[Stored records]

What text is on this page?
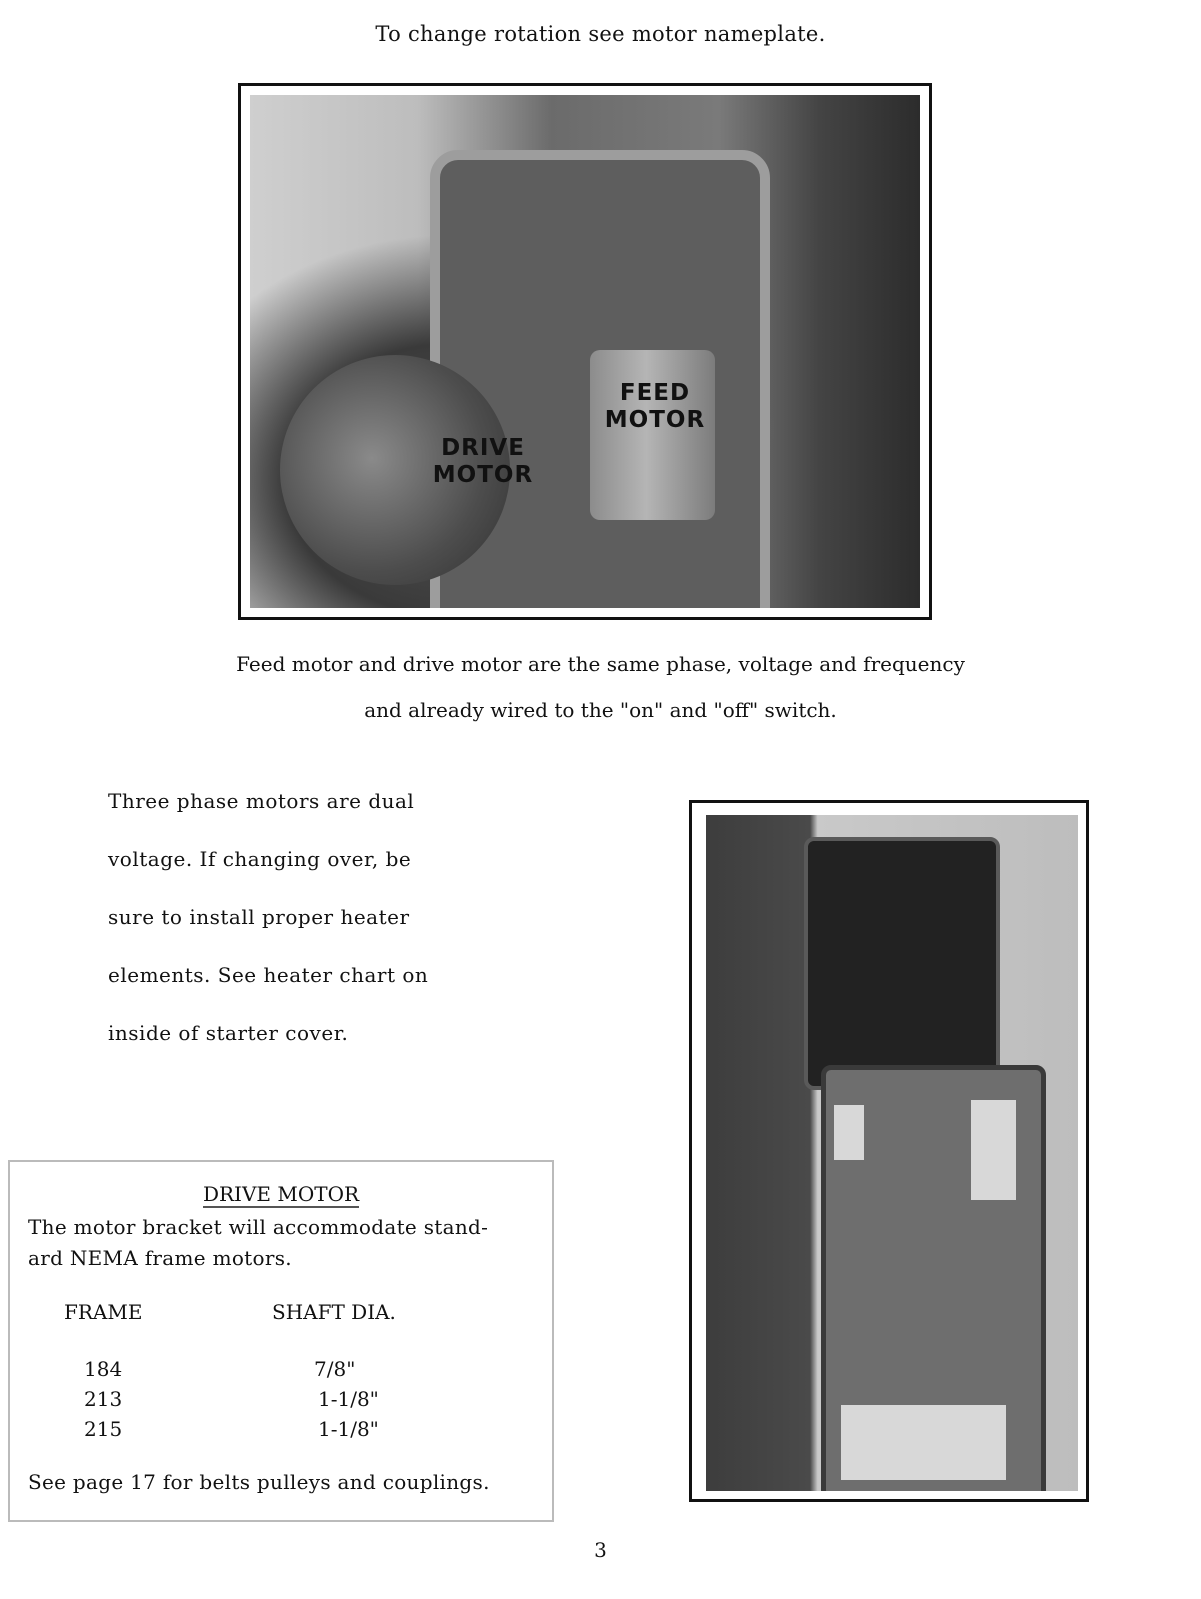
To change rotation see motor nameplate.
FEED
MOTOR
DRIVE
MOTOR
Feed motor and drive motor are the same phase, voltage and frequency
and already wired to the "on" and "off" switch.
Three phase motors are dual
voltage. If changing over, be
sure to install proper heater
elements. See heater chart on
inside of starter cover.
DRIVE MOTOR
The motor bracket will accommodate stand-
ard NEMA frame motors.
FRAME	SHAFT DIA.
184	7/8"
213	1-1/8"
215	1-1/8"
See page 17 for belts pulleys and couplings.
3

Task details
Without the pictures, restate each entry exactly.

Response to this task
What text is on this page?
To change rotation see motor nameplate.
FEED
MOTOR
DRIVE
MOTOR
Feed motor and drive motor are the same phase, voltage and frequency
and already wired to the "on" and "off" switch.
Three phase motors are dual
voltage. If changing over, be
sure to install proper heater
elements. See heater chart on
inside of starter cover.
DRIVE MOTOR
The motor bracket will accommodate stand-
ard NEMA frame motors.
FRAME	SHAFT DIA.
184	7/8"
213	1-1/8"
215	1-1/8"
See page 17 for belts pulleys and couplings.
3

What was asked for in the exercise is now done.